*Information supplied*.

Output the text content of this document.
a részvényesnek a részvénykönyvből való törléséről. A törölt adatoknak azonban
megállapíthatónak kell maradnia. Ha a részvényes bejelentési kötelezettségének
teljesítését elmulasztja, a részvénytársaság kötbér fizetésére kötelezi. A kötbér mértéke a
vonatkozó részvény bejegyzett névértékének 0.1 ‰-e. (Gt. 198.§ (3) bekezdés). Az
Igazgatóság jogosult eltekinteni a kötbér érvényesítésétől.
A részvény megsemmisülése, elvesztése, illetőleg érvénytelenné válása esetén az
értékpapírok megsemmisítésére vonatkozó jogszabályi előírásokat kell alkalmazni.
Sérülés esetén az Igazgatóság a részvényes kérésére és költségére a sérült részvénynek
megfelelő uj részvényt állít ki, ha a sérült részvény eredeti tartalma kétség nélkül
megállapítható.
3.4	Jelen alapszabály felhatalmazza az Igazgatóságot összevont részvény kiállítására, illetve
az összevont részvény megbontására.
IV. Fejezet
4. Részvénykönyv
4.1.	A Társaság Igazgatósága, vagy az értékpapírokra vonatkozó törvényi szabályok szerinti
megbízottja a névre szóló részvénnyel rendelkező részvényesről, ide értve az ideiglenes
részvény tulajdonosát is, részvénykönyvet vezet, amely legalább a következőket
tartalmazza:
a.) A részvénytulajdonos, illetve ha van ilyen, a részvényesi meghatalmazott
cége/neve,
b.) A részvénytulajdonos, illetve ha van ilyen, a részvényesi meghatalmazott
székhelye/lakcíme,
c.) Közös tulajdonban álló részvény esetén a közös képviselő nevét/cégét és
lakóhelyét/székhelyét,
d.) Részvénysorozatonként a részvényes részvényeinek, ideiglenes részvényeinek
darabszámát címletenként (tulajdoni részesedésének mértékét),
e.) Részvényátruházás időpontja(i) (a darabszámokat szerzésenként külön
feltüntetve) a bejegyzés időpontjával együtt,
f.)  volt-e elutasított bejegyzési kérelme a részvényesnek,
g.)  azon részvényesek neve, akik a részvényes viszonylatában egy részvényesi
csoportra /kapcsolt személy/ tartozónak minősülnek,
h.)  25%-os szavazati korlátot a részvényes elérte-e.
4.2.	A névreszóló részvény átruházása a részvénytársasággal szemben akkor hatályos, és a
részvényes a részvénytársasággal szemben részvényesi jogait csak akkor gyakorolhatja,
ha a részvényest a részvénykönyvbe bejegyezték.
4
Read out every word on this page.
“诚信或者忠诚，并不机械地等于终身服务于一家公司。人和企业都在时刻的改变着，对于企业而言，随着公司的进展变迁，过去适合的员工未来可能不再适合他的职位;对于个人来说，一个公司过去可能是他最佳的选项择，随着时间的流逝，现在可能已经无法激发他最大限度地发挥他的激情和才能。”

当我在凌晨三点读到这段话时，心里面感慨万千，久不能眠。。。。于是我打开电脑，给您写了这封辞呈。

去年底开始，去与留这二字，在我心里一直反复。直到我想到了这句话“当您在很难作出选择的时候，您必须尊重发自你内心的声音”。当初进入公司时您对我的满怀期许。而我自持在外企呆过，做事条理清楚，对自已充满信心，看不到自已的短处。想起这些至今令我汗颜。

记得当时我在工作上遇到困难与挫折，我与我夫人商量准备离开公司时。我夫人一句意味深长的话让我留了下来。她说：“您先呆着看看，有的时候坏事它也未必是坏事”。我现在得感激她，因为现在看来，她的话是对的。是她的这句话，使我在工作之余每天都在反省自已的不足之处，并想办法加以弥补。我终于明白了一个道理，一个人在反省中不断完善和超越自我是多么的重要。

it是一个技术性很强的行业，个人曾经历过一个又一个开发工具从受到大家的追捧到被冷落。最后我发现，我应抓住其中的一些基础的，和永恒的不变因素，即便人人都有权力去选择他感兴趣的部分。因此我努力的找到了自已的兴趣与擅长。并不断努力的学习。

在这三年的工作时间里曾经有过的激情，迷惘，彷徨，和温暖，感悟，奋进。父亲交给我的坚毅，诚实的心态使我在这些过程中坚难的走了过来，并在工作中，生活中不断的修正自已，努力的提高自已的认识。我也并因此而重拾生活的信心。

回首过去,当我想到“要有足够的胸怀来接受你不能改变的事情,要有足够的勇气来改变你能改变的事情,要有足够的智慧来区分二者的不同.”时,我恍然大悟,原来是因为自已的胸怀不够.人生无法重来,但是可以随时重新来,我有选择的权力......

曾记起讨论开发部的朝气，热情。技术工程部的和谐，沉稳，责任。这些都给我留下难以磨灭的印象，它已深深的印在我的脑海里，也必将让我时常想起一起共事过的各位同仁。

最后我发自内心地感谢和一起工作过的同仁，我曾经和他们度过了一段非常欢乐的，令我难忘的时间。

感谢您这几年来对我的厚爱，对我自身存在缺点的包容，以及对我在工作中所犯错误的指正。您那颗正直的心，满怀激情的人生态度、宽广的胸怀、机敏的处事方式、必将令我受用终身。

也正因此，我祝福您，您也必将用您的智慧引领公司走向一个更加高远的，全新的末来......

*Aim of the exercise*.
Copy out every line of the data that includes the word "ilyen".

*Answer to the task*.
a.) A részvénytulajdonos, illetve ha van ilyen, a részvényesi meghatalmazott
b.) A részvénytulajdonos, illetve ha van ilyen, a részvényesi meghatalmazott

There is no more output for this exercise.